**TASK PROMPT**
Work through the entries below and report how many lines include "brain". The number alone is the answer.

**RECORDS FOR THIS EXERCISE**
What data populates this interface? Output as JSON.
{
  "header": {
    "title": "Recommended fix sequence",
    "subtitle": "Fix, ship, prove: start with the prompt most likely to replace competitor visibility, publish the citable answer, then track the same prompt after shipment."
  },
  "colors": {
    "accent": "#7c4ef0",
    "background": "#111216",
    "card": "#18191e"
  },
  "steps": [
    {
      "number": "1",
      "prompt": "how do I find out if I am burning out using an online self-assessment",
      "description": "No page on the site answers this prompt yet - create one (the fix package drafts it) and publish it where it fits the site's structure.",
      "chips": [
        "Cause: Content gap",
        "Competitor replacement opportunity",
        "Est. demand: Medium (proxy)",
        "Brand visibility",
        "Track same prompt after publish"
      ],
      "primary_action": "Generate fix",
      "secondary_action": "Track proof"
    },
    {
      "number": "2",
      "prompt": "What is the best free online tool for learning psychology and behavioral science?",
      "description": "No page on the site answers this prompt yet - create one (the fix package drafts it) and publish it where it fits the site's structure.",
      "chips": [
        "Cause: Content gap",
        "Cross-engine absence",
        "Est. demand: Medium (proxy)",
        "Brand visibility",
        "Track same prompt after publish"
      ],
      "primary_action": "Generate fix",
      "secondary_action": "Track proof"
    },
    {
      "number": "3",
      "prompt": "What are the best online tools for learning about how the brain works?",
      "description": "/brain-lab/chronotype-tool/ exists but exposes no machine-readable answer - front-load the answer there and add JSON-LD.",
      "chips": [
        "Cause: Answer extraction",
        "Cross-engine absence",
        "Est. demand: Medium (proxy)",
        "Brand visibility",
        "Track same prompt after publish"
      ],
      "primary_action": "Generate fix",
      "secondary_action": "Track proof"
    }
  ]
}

**RESULT FOR THIS EXERCISE**
2